Collected data entries:
---------------

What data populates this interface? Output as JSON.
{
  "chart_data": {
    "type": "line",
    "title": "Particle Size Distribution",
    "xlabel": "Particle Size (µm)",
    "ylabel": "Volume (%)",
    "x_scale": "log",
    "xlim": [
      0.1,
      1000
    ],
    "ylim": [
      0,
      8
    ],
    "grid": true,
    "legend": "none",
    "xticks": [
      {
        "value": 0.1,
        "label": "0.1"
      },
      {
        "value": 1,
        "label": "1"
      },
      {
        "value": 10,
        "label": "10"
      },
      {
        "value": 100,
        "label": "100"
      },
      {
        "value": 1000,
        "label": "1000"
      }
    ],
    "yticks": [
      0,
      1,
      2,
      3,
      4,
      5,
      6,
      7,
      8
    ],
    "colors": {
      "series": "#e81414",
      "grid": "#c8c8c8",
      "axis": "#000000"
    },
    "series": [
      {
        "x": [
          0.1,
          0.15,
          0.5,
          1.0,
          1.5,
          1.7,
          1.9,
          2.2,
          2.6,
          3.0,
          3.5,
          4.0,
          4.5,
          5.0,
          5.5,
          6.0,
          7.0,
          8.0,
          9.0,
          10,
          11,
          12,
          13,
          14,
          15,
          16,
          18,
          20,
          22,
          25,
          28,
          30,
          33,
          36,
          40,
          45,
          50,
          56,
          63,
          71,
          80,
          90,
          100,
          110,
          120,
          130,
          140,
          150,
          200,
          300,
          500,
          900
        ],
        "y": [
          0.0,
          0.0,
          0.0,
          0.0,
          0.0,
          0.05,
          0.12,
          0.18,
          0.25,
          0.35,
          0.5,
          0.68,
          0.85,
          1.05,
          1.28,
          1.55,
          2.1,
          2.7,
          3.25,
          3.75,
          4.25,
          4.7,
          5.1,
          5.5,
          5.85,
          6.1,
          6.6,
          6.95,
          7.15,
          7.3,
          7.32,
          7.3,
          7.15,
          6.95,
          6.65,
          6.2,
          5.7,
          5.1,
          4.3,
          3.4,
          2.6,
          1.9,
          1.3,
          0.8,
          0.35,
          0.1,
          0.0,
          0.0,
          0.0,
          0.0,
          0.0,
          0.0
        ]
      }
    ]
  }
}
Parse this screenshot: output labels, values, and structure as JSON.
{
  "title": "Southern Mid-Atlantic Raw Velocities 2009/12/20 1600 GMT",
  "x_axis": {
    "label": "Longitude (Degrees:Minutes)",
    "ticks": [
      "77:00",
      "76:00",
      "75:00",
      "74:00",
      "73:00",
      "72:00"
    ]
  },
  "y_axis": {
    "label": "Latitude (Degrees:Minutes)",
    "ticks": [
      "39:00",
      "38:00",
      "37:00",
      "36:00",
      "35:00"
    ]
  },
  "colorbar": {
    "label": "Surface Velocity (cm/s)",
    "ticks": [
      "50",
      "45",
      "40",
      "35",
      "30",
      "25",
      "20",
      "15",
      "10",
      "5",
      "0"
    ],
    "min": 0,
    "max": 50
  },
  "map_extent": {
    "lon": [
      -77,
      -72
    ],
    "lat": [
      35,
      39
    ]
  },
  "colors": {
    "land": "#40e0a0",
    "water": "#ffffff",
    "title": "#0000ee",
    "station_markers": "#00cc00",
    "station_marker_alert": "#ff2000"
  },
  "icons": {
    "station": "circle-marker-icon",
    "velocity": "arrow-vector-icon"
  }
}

---------------

# Set exercise
Quote exactly and only the lines from the one holding "Parse this screenshot: output" through the end of the data.

# Result of this exercise
Parse this screenshot: output labels, values, and structure as JSON.
{
  "title": "Southern Mid-Atlantic Raw Velocities 2009/12/20 1600 GMT",
  "x_axis": {
    "label": "Longitude (Degrees:Minutes)",
    "ticks": [
      "77:00",
      "76:00",
      "75:00",
      "74:00",
      "73:00",
      "72:00"
    ]
  },
  "y_axis": {
    "label": "Latitude (Degrees:Minutes)",
    "ticks": [
      "39:00",
      "38:00",
      "37:00",
      "36:00",
      "35:00"
    ]
  },
  "colorbar": {
    "label": "Surface Velocity (cm/s)",
    "ticks": [
      "50",
      "45",
      "40",
      "35",
      "30",
      "25",
      "20",
      "15",
      "10",
      "5",
      "0"
    ],
    "min": 0,
    "max": 50
  },
  "map_extent": {
    "lon": [
      -77,
      -72
    ],
    "lat": [
      35,
      39
    ]
  },
  "colors": {
    "land": "#40e0a0",
    "water": "#ffffff",
    "title": "#0000ee",
    "station_markers": "#00cc00",
    "station_marker_alert": "#ff2000"
  },
  "icons": {
    "station": "circle-marker-icon",
    "velocity": "arrow-vector-icon"
  }
}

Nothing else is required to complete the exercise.